* **Extracted entries**
_ _ _
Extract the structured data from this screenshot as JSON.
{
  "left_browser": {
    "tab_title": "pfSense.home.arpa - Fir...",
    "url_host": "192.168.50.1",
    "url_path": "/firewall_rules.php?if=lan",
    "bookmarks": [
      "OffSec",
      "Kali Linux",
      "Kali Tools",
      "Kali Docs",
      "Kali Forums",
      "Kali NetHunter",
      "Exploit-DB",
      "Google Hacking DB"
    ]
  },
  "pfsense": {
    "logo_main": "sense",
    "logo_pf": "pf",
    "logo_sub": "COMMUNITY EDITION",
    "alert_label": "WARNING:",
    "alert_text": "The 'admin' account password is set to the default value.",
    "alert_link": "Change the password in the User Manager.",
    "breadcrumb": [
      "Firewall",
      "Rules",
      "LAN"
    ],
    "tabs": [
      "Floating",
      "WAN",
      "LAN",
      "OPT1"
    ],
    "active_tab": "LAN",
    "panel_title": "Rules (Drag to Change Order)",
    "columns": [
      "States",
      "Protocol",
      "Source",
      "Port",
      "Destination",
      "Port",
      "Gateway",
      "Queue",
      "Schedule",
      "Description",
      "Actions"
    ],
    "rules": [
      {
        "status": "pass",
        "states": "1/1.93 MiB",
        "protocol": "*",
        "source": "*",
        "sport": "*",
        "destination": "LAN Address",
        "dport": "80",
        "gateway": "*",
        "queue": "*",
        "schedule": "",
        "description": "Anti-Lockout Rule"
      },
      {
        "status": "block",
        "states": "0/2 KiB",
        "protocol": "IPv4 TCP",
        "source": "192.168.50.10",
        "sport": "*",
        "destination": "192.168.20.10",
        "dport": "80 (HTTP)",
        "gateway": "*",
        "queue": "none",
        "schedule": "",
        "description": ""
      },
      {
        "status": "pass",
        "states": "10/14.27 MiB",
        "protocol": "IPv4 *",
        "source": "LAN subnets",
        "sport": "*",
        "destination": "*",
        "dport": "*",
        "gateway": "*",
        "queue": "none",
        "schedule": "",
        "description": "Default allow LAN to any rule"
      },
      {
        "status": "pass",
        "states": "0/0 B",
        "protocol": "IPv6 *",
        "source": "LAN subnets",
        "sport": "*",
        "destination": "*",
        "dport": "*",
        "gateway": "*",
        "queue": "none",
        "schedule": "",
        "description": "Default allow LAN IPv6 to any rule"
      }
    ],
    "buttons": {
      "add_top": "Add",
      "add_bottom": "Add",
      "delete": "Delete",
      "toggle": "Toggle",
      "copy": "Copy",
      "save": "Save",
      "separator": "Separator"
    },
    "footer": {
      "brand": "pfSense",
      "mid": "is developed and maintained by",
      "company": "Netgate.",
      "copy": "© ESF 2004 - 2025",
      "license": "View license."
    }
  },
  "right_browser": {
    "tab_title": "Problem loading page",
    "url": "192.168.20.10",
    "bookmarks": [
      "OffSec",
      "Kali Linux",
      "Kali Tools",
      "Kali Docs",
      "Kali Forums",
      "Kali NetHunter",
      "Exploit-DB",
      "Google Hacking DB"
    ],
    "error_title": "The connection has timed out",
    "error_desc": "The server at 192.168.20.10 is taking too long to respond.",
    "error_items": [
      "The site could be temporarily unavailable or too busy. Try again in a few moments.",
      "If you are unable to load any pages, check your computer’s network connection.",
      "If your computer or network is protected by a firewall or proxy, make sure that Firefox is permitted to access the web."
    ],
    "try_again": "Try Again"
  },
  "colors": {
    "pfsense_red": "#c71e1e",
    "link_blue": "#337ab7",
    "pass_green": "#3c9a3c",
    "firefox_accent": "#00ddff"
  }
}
_ _ _
* **Problem description**
Reproduce the entries above exactly.

* **Written answer**
Extract the structured data from this screenshot as JSON.
{
  "left_browser": {
    "tab_title": "pfSense.home.arpa - Fir...",
    "url_host": "192.168.50.1",
    "url_path": "/firewall_rules.php?if=lan",
    "bookmarks": [
      "OffSec",
      "Kali Linux",
      "Kali Tools",
      "Kali Docs",
      "Kali Forums",
      "Kali NetHunter",
      "Exploit-DB",
      "Google Hacking DB"
    ]
  },
  "pfsense": {
    "logo_main": "sense",
    "logo_pf": "pf",
    "logo_sub": "COMMUNITY EDITION",
    "alert_label": "WARNING:",
    "alert_text": "The 'admin' account password is set to the default value.",
    "alert_link": "Change the password in the User Manager.",
    "breadcrumb": [
      "Firewall",
      "Rules",
      "LAN"
    ],
    "tabs": [
      "Floating",
      "WAN",
      "LAN",
      "OPT1"
    ],
    "active_tab": "LAN",
    "panel_title": "Rules (Drag to Change Order)",
    "columns": [
      "States",
      "Protocol",
      "Source",
      "Port",
      "Destination",
      "Port",
      "Gateway",
      "Queue",
      "Schedule",
      "Description",
      "Actions"
    ],
    "rules": [
      {
        "status": "pass",
        "states": "1/1.93 MiB",
        "protocol": "*",
        "source": "*",
        "sport": "*",
        "destination": "LAN Address",
        "dport": "80",
        "gateway": "*",
        "queue": "*",
        "schedule": "",
        "description": "Anti-Lockout Rule"
      },
      {
        "status": "block",
        "states": "0/2 KiB",
        "protocol": "IPv4 TCP",
        "source": "192.168.50.10",
        "sport": "*",
        "destination": "192.168.20.10",
        "dport": "80 (HTTP)",
        "gateway": "*",
        "queue": "none",
        "schedule": "",
        "description": ""
      },
      {
        "status": "pass",
        "states": "10/14.27 MiB",
        "protocol": "IPv4 *",
        "source": "LAN subnets",
        "sport": "*",
        "destination": "*",
        "dport": "*",
        "gateway": "*",
        "queue": "none",
        "schedule": "",
        "description": "Default allow LAN to any rule"
      },
      {
        "status": "pass",
        "states": "0/0 B",
        "protocol": "IPv6 *",
        "source": "LAN subnets",
        "sport": "*",
        "destination": "*",
        "dport": "*",
        "gateway": "*",
        "queue": "none",
        "schedule": "",
        "description": "Default allow LAN IPv6 to any rule"
      }
    ],
    "buttons": {
      "add_top": "Add",
      "add_bottom": "Add",
      "delete": "Delete",
      "toggle": "Toggle",
      "copy": "Copy",
      "save": "Save",
      "separator": "Separator"
    },
    "footer": {
      "brand": "pfSense",
      "mid": "is developed and maintained by",
      "company": "Netgate.",
      "copy": "© ESF 2004 - 2025",
      "license": "View license."
    }
  },
  "right_browser": {
    "tab_title": "Problem loading page",
    "url": "192.168.20.10",
    "bookmarks": [
      "OffSec",
      "Kali Linux",
      "Kali Tools",
      "Kali Docs",
      "Kali Forums",
      "Kali NetHunter",
      "Exploit-DB",
      "Google Hacking DB"
    ],
    "error_title": "The connection has timed out",
    "error_desc": "The server at 192.168.20.10 is taking too long to respond.",
    "error_items": [
      "The site could be temporarily unavailable or too busy. Try again in a few moments.",
      "If you are unable to load any pages, check your computer’s network connection.",
      "If your computer or network is protected by a firewall or proxy, make sure that Firefox is permitted to access the web."
    ],
    "try_again": "Try Again"
  },
  "colors": {
    "pfsense_red": "#c71e1e",
    "link_blue": "#337ab7",
    "pass_green": "#3c9a3c",
    "firefox_accent": "#00ddff"
  }
}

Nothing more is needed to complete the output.